For the entries below, how many lines include the word "JavaScript"? Give the figure and nothing more.

[Items listed in a dataset]
↓

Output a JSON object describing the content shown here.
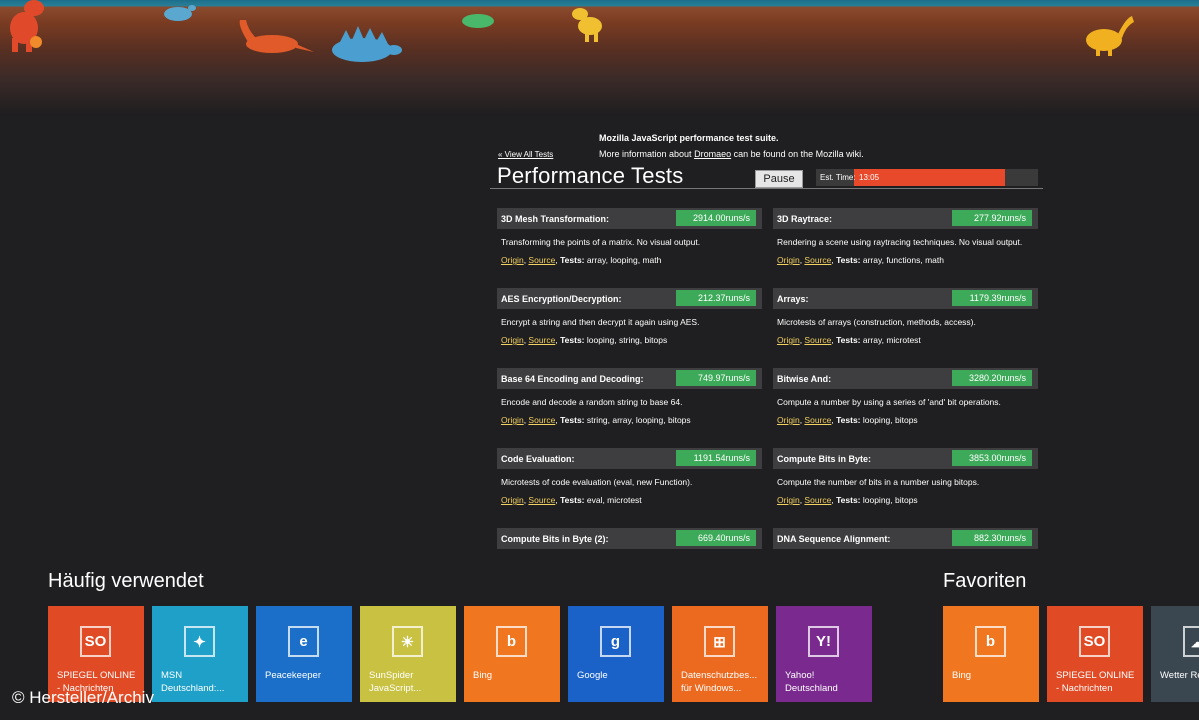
{
  "header": {
    "suite_title": "Mozilla JavaScript performance test suite.",
    "more_info_prefix": "More information about",
    "more_info_link": "Dromaeo",
    "more_info_suffix": "can be found on the Mozilla wiki.",
    "view_all": "« View All Tests",
    "page_title": "Performance Tests",
    "pause_label": "Pause",
    "est_label": "Est. Time:",
    "est_time": "13:05",
    "est_progress": 0.82
  },
  "tests": [
    {
      "name": "3D Mesh Transformation:",
      "value": "2914.00runs/s",
      "desc": "Transforming the points of a matrix. No visual output.",
      "tests": "array, looping, math"
    },
    {
      "name": "3D Raytrace:",
      "value": "277.92runs/s",
      "desc": "Rendering a scene using raytracing techniques. No visual output.",
      "tests": "array, functions, math"
    },
    {
      "name": "AES Encryption/Decryption:",
      "value": "212.37runs/s",
      "desc": "Encrypt a string and then decrypt it again using AES.",
      "tests": "looping, string, bitops"
    },
    {
      "name": "Arrays:",
      "value": "1179.39runs/s",
      "desc": "Microtests of arrays (construction, methods, access).",
      "tests": "array, microtest"
    },
    {
      "name": "Base 64 Encoding and Decoding:",
      "value": "749.97runs/s",
      "desc": "Encode and decode a random string to base 64.",
      "tests": "string, array, looping, bitops"
    },
    {
      "name": "Bitwise And:",
      "value": "3280.20runs/s",
      "desc": "Compute a number by using a series of 'and' bit operations.",
      "tests": "looping, bitops"
    },
    {
      "name": "Code Evaluation:",
      "value": "1191.54runs/s",
      "desc": "Microtests of code evaluation (eval, new Function).",
      "tests": "eval, microtest"
    },
    {
      "name": "Compute Bits in Byte:",
      "value": "3853.00runs/s",
      "desc": "Compute the number of bits in a number using bitops.",
      "tests": "looping, bitops"
    },
    {
      "name": "Compute Bits in Byte (2):",
      "value": "669.40runs/s"
    },
    {
      "name": "DNA Sequence Alignment:",
      "value": "882.30runs/s"
    }
  ],
  "labels": {
    "origin": "Origin",
    "source": "Source",
    "tests": "Tests:"
  },
  "start": {
    "group1_title": "Häufig verwendet",
    "group2_title": "Favoriten",
    "tiles": [
      {
        "label": "SPIEGEL ONLINE - Nachrichten",
        "color": "#e04a24",
        "icon": "spiegel-icon",
        "glyph": "SO"
      },
      {
        "label": "MSN Deutschland:...",
        "color": "#1ea0c8",
        "icon": "msn-icon",
        "glyph": "✦"
      },
      {
        "label": "Peacekeeper",
        "color": "#1b6fc9",
        "icon": "ie-icon",
        "glyph": "e"
      },
      {
        "label": "SunSpider JavaScript...",
        "color": "#c9c141",
        "icon": "sunspider-icon",
        "glyph": "☀"
      },
      {
        "label": "Bing",
        "color": "#f07620",
        "icon": "bing-icon",
        "glyph": "b"
      },
      {
        "label": "Google",
        "color": "#1a62c8",
        "icon": "google-icon",
        "glyph": "g"
      },
      {
        "label": "Datenschutzbes... für Windows...",
        "color": "#ec6a1f",
        "icon": "windows-icon",
        "glyph": "⊞"
      },
      {
        "label": "Yahoo! Deutschland",
        "color": "#7a2a8e",
        "icon": "yahoo-icon",
        "glyph": "Y!"
      },
      {
        "label": "Bing",
        "color": "#f07620",
        "icon": "bing-icon",
        "glyph": "b"
      },
      {
        "label": "SPIEGEL ONLINE - Nachrichten",
        "color": "#e04a24",
        "icon": "spiegel-icon",
        "glyph": "SO"
      },
      {
        "label": "Wetter Regione",
        "color": "#3a4750",
        "icon": "weather-icon",
        "glyph": "☁"
      }
    ]
  },
  "copyright": "© Hersteller/Archiv"
}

↑

Final answer -
2